● SET EXERCISE
Can you transcribe every entry word for word, skipping the images?

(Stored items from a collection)
start

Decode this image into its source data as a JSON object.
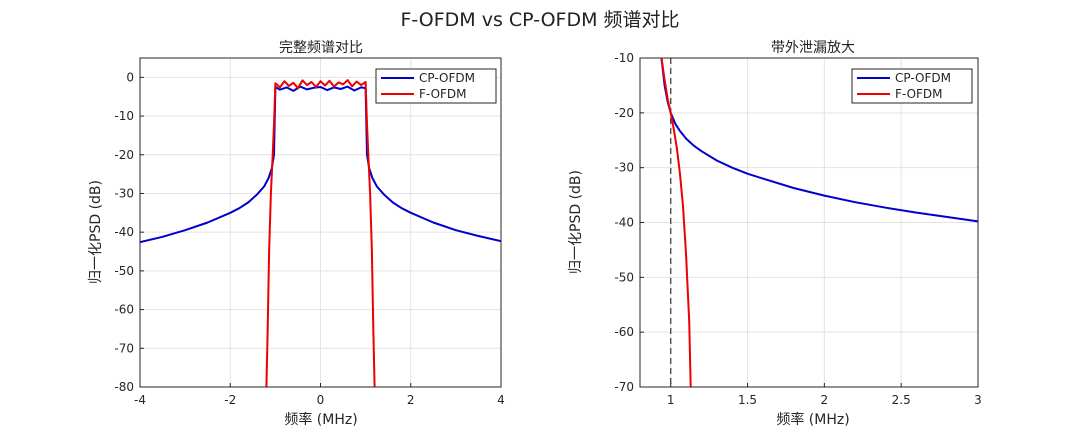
{
  "figure_title": "F-OFDM vs CP-OFDM 频谱对比",
  "chart_data": [
    {
      "type": "line",
      "title": "完整频谱对比",
      "xlabel": "频率 (MHz)",
      "ylabel": "归一化PSD (dB)",
      "xlim": [
        -4,
        4
      ],
      "ylim": [
        -80,
        5
      ],
      "xticks": [
        -4,
        -2,
        0,
        2,
        4
      ],
      "yticks": [
        0,
        -10,
        -20,
        -30,
        -40,
        -50,
        -60,
        -70,
        -80
      ],
      "xtick_labels": [
        "-4",
        "-2",
        "0",
        "2",
        "4"
      ],
      "ytick_labels": [
        "0",
        "-10",
        "-20",
        "-30",
        "-40",
        "-50",
        "-60",
        "-70",
        "-80"
      ],
      "grid": true,
      "legend_position": "top-right",
      "series": [
        {
          "name": "CP-OFDM",
          "color": "#0000cc",
          "x": [
            -4,
            -3.5,
            -3,
            -2.5,
            -2,
            -1.8,
            -1.6,
            -1.4,
            -1.25,
            -1.15,
            -1.08,
            -1.03,
            -1.0,
            -0.9,
            -0.75,
            -0.6,
            -0.45,
            -0.3,
            -0.15,
            0,
            0.15,
            0.3,
            0.45,
            0.6,
            0.75,
            0.9,
            1.0,
            1.03,
            1.08,
            1.15,
            1.25,
            1.4,
            1.6,
            1.8,
            2,
            2.5,
            3,
            3.5,
            4
          ],
          "y": [
            -42.6,
            -41.2,
            -39.5,
            -37.5,
            -35.0,
            -33.8,
            -32.3,
            -30.2,
            -28.2,
            -26.0,
            -23.5,
            -20.0,
            -2.5,
            -3.2,
            -2.6,
            -3.5,
            -2.4,
            -3.1,
            -2.7,
            -2.5,
            -3.3,
            -2.6,
            -3.0,
            -2.4,
            -3.4,
            -2.6,
            -2.8,
            -20.0,
            -23.5,
            -26.0,
            -28.2,
            -30.2,
            -32.3,
            -33.8,
            -35.0,
            -37.5,
            -39.5,
            -41.0,
            -42.3
          ]
        },
        {
          "name": "F-OFDM",
          "color": "#ee0000",
          "x": [
            -1.2,
            -1.17,
            -1.14,
            -1.1,
            -1.06,
            -1.03,
            -1.0,
            -0.9,
            -0.8,
            -0.7,
            -0.6,
            -0.5,
            -0.4,
            -0.3,
            -0.2,
            -0.1,
            0,
            0.1,
            0.2,
            0.3,
            0.4,
            0.5,
            0.6,
            0.7,
            0.8,
            0.9,
            1.0,
            1.03,
            1.06,
            1.1,
            1.14,
            1.17,
            1.2
          ],
          "y": [
            -80,
            -65,
            -45,
            -30,
            -20,
            -12,
            -1.5,
            -2.6,
            -1.0,
            -2.2,
            -1.4,
            -2.8,
            -0.8,
            -2.0,
            -1.2,
            -2.5,
            -1.0,
            -2.1,
            -0.9,
            -2.4,
            -1.3,
            -1.8,
            -0.7,
            -2.3,
            -1.1,
            -2.0,
            -1.2,
            -12,
            -20,
            -30,
            -45,
            -65,
            -80
          ]
        }
      ]
    },
    {
      "type": "line",
      "title": "带外泄漏放大",
      "xlabel": "频率 (MHz)",
      "ylabel": "归一化PSD (dB)",
      "xlim": [
        0.8,
        3
      ],
      "ylim": [
        -70,
        -10
      ],
      "xticks": [
        1,
        1.5,
        2,
        2.5,
        3
      ],
      "yticks": [
        -10,
        -20,
        -30,
        -40,
        -50,
        -60,
        -70
      ],
      "xtick_labels": [
        "1",
        "1.5",
        "2",
        "2.5",
        "3"
      ],
      "ytick_labels": [
        "-10",
        "-20",
        "-30",
        "-40",
        "-50",
        "-60",
        "-70"
      ],
      "grid": true,
      "legend_position": "top-right",
      "reference_line": {
        "x": 1,
        "style": "dashed",
        "color": "#444444"
      },
      "series": [
        {
          "name": "CP-OFDM",
          "color": "#0000cc",
          "x": [
            0.94,
            0.96,
            0.98,
            1.0,
            1.03,
            1.06,
            1.1,
            1.15,
            1.2,
            1.3,
            1.4,
            1.5,
            1.6,
            1.8,
            2.0,
            2.2,
            2.4,
            2.6,
            2.8,
            3.0
          ],
          "y": [
            -10,
            -15,
            -18,
            -20.0,
            -22.0,
            -23.3,
            -24.7,
            -26.0,
            -27.0,
            -28.7,
            -30.0,
            -31.1,
            -32.0,
            -33.7,
            -35.1,
            -36.3,
            -37.3,
            -38.2,
            -39.0,
            -39.8
          ]
        },
        {
          "name": "F-OFDM",
          "color": "#ee0000",
          "x": [
            0.94,
            0.96,
            0.98,
            1.0,
            1.02,
            1.04,
            1.06,
            1.08,
            1.1,
            1.12,
            1.13
          ],
          "y": [
            -10,
            -14,
            -17.5,
            -20,
            -23,
            -26.5,
            -31,
            -37,
            -46,
            -58,
            -70
          ]
        }
      ]
    }
  ]
}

end

● RESPONSE BELOW
Decode this image into its source data as a JSON object.
{
  "figure_title": "F-OFDM vs CP-OFDM 频谱对比",
  "chart_data": [
    {
      "type": "line",
      "title": "完整频谱对比",
      "xlabel": "频率 (MHz)",
      "ylabel": "归一化PSD (dB)",
      "xlim": [
        -4,
        4
      ],
      "ylim": [
        -80,
        5
      ],
      "xticks": [
        -4,
        -2,
        0,
        2,
        4
      ],
      "yticks": [
        0,
        -10,
        -20,
        -30,
        -40,
        -50,
        -60,
        -70,
        -80
      ],
      "xtick_labels": [
        "-4",
        "-2",
        "0",
        "2",
        "4"
      ],
      "ytick_labels": [
        "0",
        "-10",
        "-20",
        "-30",
        "-40",
        "-50",
        "-60",
        "-70",
        "-80"
      ],
      "grid": true,
      "legend_position": "top-right",
      "series": [
        {
          "name": "CP-OFDM",
          "color": "#0000cc",
          "x": [
            -4,
            -3.5,
            -3,
            -2.5,
            -2,
            -1.8,
            -1.6,
            -1.4,
            -1.25,
            -1.15,
            -1.08,
            -1.03,
            -1.0,
            -0.9,
            -0.75,
            -0.6,
            -0.45,
            -0.3,
            -0.15,
            0,
            0.15,
            0.3,
            0.45,
            0.6,
            0.75,
            0.9,
            1.0,
            1.03,
            1.08,
            1.15,
            1.25,
            1.4,
            1.6,
            1.8,
            2,
            2.5,
            3,
            3.5,
            4
          ],
          "y": [
            -42.6,
            -41.2,
            -39.5,
            -37.5,
            -35.0,
            -33.8,
            -32.3,
            -30.2,
            -28.2,
            -26.0,
            -23.5,
            -20.0,
            -2.5,
            -3.2,
            -2.6,
            -3.5,
            -2.4,
            -3.1,
            -2.7,
            -2.5,
            -3.3,
            -2.6,
            -3.0,
            -2.4,
            -3.4,
            -2.6,
            -2.8,
            -20.0,
            -23.5,
            -26.0,
            -28.2,
            -30.2,
            -32.3,
            -33.8,
            -35.0,
            -37.5,
            -39.5,
            -41.0,
            -42.3
          ]
        },
        {
          "name": "F-OFDM",
          "color": "#ee0000",
          "x": [
            -1.2,
            -1.17,
            -1.14,
            -1.1,
            -1.06,
            -1.03,
            -1.0,
            -0.9,
            -0.8,
            -0.7,
            -0.6,
            -0.5,
            -0.4,
            -0.3,
            -0.2,
            -0.1,
            0,
            0.1,
            0.2,
            0.3,
            0.4,
            0.5,
            0.6,
            0.7,
            0.8,
            0.9,
            1.0,
            1.03,
            1.06,
            1.1,
            1.14,
            1.17,
            1.2
          ],
          "y": [
            -80,
            -65,
            -45,
            -30,
            -20,
            -12,
            -1.5,
            -2.6,
            -1.0,
            -2.2,
            -1.4,
            -2.8,
            -0.8,
            -2.0,
            -1.2,
            -2.5,
            -1.0,
            -2.1,
            -0.9,
            -2.4,
            -1.3,
            -1.8,
            -0.7,
            -2.3,
            -1.1,
            -2.0,
            -1.2,
            -12,
            -20,
            -30,
            -45,
            -65,
            -80
          ]
        }
      ]
    },
    {
      "type": "line",
      "title": "带外泄漏放大",
      "xlabel": "频率 (MHz)",
      "ylabel": "归一化PSD (dB)",
      "xlim": [
        0.8,
        3
      ],
      "ylim": [
        -70,
        -10
      ],
      "xticks": [
        1,
        1.5,
        2,
        2.5,
        3
      ],
      "yticks": [
        -10,
        -20,
        -30,
        -40,
        -50,
        -60,
        -70
      ],
      "xtick_labels": [
        "1",
        "1.5",
        "2",
        "2.5",
        "3"
      ],
      "ytick_labels": [
        "-10",
        "-20",
        "-30",
        "-40",
        "-50",
        "-60",
        "-70"
      ],
      "grid": true,
      "legend_position": "top-right",
      "reference_line": {
        "x": 1,
        "style": "dashed",
        "color": "#444444"
      },
      "series": [
        {
          "name": "CP-OFDM",
          "color": "#0000cc",
          "x": [
            0.94,
            0.96,
            0.98,
            1.0,
            1.03,
            1.06,
            1.1,
            1.15,
            1.2,
            1.3,
            1.4,
            1.5,
            1.6,
            1.8,
            2.0,
            2.2,
            2.4,
            2.6,
            2.8,
            3.0
          ],
          "y": [
            -10,
            -15,
            -18,
            -20.0,
            -22.0,
            -23.3,
            -24.7,
            -26.0,
            -27.0,
            -28.7,
            -30.0,
            -31.1,
            -32.0,
            -33.7,
            -35.1,
            -36.3,
            -37.3,
            -38.2,
            -39.0,
            -39.8
          ]
        },
        {
          "name": "F-OFDM",
          "color": "#ee0000",
          "x": [
            0.94,
            0.96,
            0.98,
            1.0,
            1.02,
            1.04,
            1.06,
            1.08,
            1.1,
            1.12,
            1.13
          ],
          "y": [
            -10,
            -14,
            -17.5,
            -20,
            -23,
            -26.5,
            -31,
            -37,
            -46,
            -58,
            -70
          ]
        }
      ]
    }
  ]
}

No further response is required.